**** EXTRACT TO READ

Here, we investigate the effects of quercetin supplementation to aspirin as a new treatment regimen to alleviate symptoms and improve gestational outcomes of rats with pre-eclampsia-like symptoms. The potential adverse effects associated with aspirin, which prohibits the use of a high dose of aspirin in pregnant women, as well as recent reports of suboptimal efficacies of aspirin in treating pre-eclampsia prompted us to investigate if supplementation with another biocompatible drug while achieving similar or even higher therapeutic effects can improve therapeutic efficacies. During pre-eclampsia development, inflammation intensifies, along with elevated lipid peroxidation products, reactive oxygen species, and anti-angiogenic factors including sFlt-1 and vascular endothelial growth factor in placental tissue and maternal circulation [
24]. Quercetin as a lead flavonoid in clinical development has garnered significant attention predominantly owing to its safety profile and strong anti-inflammatory efficacies. Prior studies support that flavonoid supplementation to aspirin is efficacious in stimulating platelet aggregation [
25], rendering enhanced antithrombotic effects. It is also recently reported that a potential interaction between quercetin and aspirin exists, thereby exerting a synergic, rather than additive, effect [
25] that makes this treatment regimen attractive. In an L-NAME-induced pre-eclampsia rat model, we showed that quercetin supplementation to aspirin indeed achieved higher effects of lowering systolic blood pressure, proteinuria, as well as improving gestational outcomes [
22]. The combinatory treatment also achieved a stronger effect in suppressing lipid peroxidation products. Inflammatory responses, measured by the production of IL-6 and IL-10, were also suppressed [
22]. Our data further confirmed the utility of such combinatory treatment in the LPS-induced PE rat model, which tested the efficacy of this combinatory approach in another animal model of pre-eclampsia, serving as important evidence that supports further development of such combinatory treatment as a clinical tool in managing pre-eclampsia.

********
**** SUPPLIED DATA

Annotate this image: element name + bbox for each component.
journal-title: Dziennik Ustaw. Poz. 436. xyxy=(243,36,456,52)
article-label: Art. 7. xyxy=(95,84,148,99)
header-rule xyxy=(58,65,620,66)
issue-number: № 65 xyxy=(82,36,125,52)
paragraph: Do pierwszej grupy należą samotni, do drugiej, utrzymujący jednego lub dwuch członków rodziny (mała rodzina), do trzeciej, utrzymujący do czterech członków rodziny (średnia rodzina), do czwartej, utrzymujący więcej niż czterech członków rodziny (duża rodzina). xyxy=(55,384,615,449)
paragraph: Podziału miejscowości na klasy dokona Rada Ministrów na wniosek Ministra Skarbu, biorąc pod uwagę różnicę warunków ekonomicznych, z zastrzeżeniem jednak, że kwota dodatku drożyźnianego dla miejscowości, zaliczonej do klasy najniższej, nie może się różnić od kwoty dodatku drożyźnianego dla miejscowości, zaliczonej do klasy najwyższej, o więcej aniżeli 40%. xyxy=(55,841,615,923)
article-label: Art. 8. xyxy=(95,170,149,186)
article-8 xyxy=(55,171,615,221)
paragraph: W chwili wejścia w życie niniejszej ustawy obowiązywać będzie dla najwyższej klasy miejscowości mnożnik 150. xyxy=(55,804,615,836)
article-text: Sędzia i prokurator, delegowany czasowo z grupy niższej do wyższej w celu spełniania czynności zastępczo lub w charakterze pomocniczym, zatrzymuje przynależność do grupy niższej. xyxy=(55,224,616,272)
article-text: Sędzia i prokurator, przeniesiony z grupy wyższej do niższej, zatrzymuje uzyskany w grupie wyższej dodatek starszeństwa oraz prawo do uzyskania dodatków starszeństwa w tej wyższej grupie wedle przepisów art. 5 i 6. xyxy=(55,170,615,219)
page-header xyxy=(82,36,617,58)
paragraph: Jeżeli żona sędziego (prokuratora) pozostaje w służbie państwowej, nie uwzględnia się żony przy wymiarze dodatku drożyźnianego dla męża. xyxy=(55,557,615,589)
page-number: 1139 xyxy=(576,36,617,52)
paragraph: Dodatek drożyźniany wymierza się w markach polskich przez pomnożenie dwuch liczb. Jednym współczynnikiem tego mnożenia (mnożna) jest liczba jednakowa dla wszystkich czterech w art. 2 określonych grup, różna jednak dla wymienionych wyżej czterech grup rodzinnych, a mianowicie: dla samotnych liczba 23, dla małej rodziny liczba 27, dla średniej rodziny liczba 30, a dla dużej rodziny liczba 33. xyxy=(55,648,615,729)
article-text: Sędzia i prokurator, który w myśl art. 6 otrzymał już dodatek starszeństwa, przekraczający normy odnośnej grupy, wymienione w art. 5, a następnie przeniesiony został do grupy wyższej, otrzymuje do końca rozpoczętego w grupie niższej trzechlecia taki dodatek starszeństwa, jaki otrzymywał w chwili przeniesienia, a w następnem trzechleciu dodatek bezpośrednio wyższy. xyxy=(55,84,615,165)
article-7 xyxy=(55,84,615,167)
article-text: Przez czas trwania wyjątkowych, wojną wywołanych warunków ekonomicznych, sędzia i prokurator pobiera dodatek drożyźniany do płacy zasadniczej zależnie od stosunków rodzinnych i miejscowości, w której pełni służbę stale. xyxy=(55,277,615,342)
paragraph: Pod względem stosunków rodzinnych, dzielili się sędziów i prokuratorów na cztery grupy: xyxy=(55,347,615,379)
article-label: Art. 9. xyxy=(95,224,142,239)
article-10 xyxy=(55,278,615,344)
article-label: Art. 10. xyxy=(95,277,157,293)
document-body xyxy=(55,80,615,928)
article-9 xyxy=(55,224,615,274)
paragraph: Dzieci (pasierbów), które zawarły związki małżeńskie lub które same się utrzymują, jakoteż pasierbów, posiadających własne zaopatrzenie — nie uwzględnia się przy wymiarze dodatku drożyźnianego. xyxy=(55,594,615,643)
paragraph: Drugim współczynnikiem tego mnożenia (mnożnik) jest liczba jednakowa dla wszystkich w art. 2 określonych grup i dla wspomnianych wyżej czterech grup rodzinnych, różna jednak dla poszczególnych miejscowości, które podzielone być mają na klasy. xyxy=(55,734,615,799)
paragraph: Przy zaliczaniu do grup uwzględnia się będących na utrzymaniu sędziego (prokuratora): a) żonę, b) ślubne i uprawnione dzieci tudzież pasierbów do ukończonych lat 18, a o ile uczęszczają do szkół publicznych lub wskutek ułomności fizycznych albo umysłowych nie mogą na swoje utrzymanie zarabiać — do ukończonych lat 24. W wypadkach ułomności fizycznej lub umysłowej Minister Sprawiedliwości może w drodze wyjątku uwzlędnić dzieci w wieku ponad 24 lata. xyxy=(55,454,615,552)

********

EXERCISE OBJECTIVE:
Print the full passage on adding quercetin to aspirin in rats with pre-eclampsia-like symptoms, word for word. You won't need the lines for this.

PROBLEM SOLUTION:
Here, we investigate the effects of quercetin supplementation to aspirin as a new treatment regimen to alleviate symptoms and improve gestational outcomes of rats with pre-eclampsia-like symptoms. The potential adverse effects associated with aspirin, which prohibits the use of a high dose of aspirin in pregnant women, as well as recent reports of suboptimal efficacies of aspirin in treating pre-eclampsia prompted us to investigate if supplementation with another biocompatible drug while achieving similar or even higher therapeutic effects can improve therapeutic efficacies. During pre-eclampsia development, inflammation intensifies, along with elevated lipid peroxidation products, reactive oxygen species, and anti-angiogenic factors including sFlt-1 and vascular endothelial growth factor in placental tissue and maternal circulation [
24]. Quercetin as a lead flavonoid in clinical development has garnered significant attention predominantly owing to its safety profile and strong anti-inflammatory efficacies. Prior studies support that flavonoid supplementation to aspirin is efficacious in stimulating platelet aggregation [
25], rendering enhanced antithrombotic effects. It is also recently reported that a potential interaction between quercetin and aspirin exists, thereby exerting a synergic, rather than additive, effect [
25] that makes this treatment regimen attractive. In an L-NAME-induced pre-eclampsia rat model, we showed that quercetin supplementation to aspirin indeed achieved higher effects of lowering systolic blood pressure, proteinuria, as well as improving gestational outcomes [
22]. The combinatory treatment also achieved a stronger effect in suppressing lipid peroxidation products. Inflammatory responses, measured by the production of IL-6 and IL-10, were also suppressed [
22]. Our data further confirmed the utility of such combinatory treatment in the LPS-induced PE rat model, which tested the efficacy of this combinatory approach in another animal model of pre-eclampsia, serving as important evidence that supports further development of such combinatory treatment as a clinical tool in managing pre-eclampsia.